Starting at the line that holds "Give me the", restate every line word for word up to and including the last one in the listing below, and omit all pictures.

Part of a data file
*****
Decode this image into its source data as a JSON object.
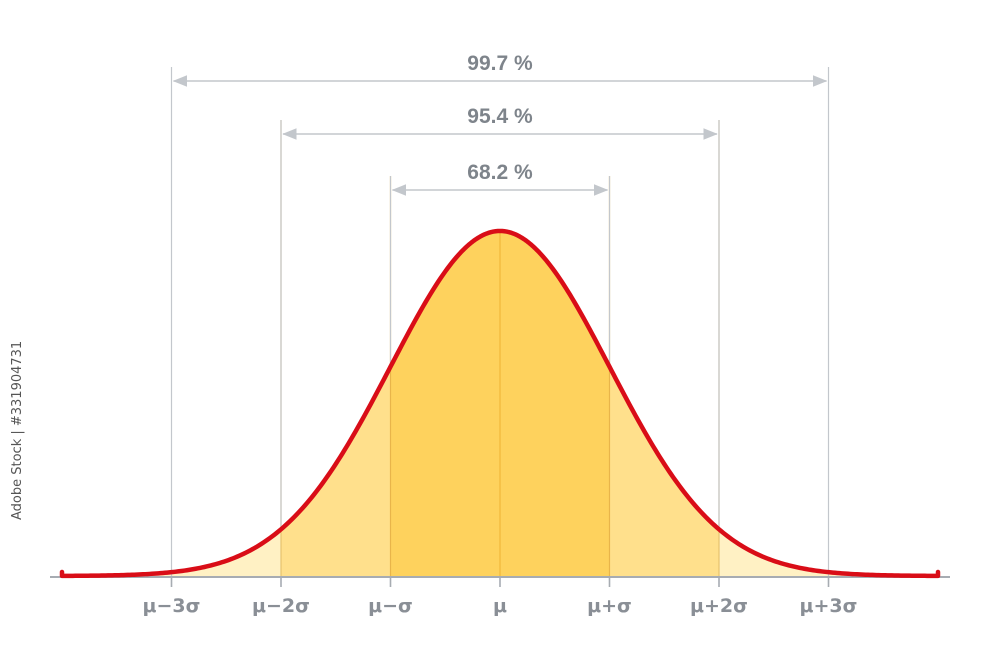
{
  "chart_data": {
    "type": "area",
    "distribution": "normal",
    "x_unit": "sigma from mean",
    "x": [
      -4,
      4
    ],
    "xlim": [
      -4,
      4
    ],
    "peak_density": 0.3989,
    "tick_values": [
      -3,
      -2,
      -1,
      0,
      1,
      2,
      3
    ],
    "tick_labels": [
      "μ−3σ",
      "μ−2σ",
      "μ−σ",
      "μ",
      "μ+σ",
      "μ+2σ",
      "μ+3σ"
    ],
    "intervals": [
      {
        "label": "68.2 %",
        "from": -1,
        "to": 1
      },
      {
        "label": "95.4 %",
        "from": -2,
        "to": 2
      },
      {
        "label": "99.7 %",
        "from": -3,
        "to": 3
      }
    ],
    "colors": {
      "curve": "#d90d17",
      "inner_fill": "#fed25d",
      "middle_fill": "#ffe08c",
      "outer_fill": "#fff1c4",
      "guide_line": "#c3c7cc",
      "axis": "#a7acb2",
      "label": "#7e848b"
    }
  },
  "watermark": {
    "text": "Adobe Stock | #331904731"
  }
}
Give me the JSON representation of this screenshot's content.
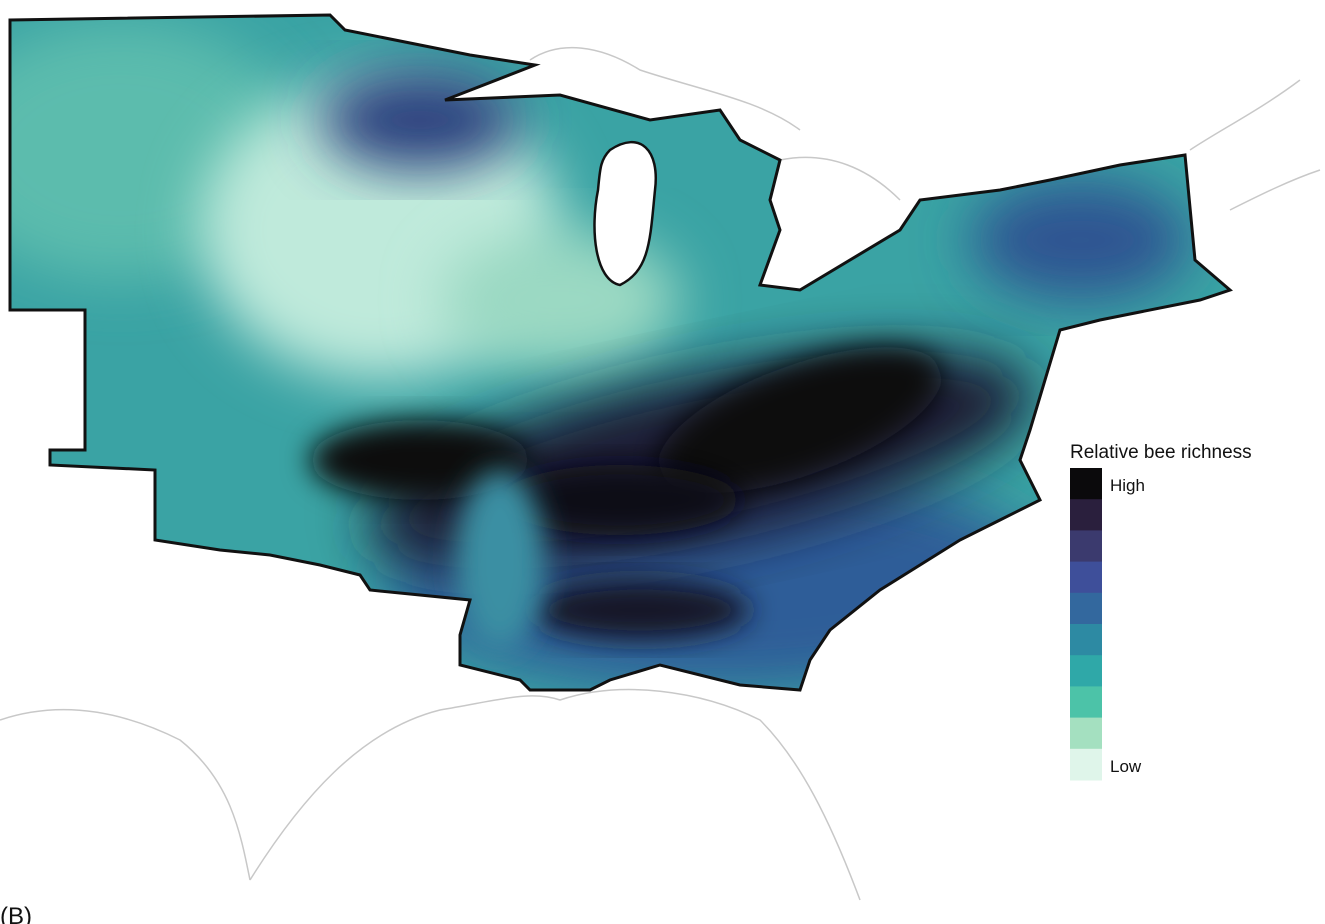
{
  "panel_label": "(B)",
  "legend": {
    "title": "Relative bee richness",
    "high_label": "High",
    "low_label": "Low",
    "colors": [
      "#0b0a0c",
      "#2a1f3d",
      "#3b3a6e",
      "#3e4f9a",
      "#33689e",
      "#2d8aa3",
      "#2fa8a8",
      "#4cc3a8",
      "#a4e0c0",
      "#dff5ea"
    ]
  }
}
*****
■ RESULT OF THE TASK
Give me the JSON representation of this screenshot's content.
{
  "panel_label": "(B)",
  "legend": {
    "title": "Relative bee richness",
    "high_label": "High",
    "low_label": "Low",
    "colors": [
      "#0b0a0c",
      "#2a1f3d",
      "#3b3a6e",
      "#3e4f9a",
      "#33689e",
      "#2d8aa3",
      "#2fa8a8",
      "#4cc3a8",
      "#a4e0c0",
      "#dff5ea"
    ]
  }
}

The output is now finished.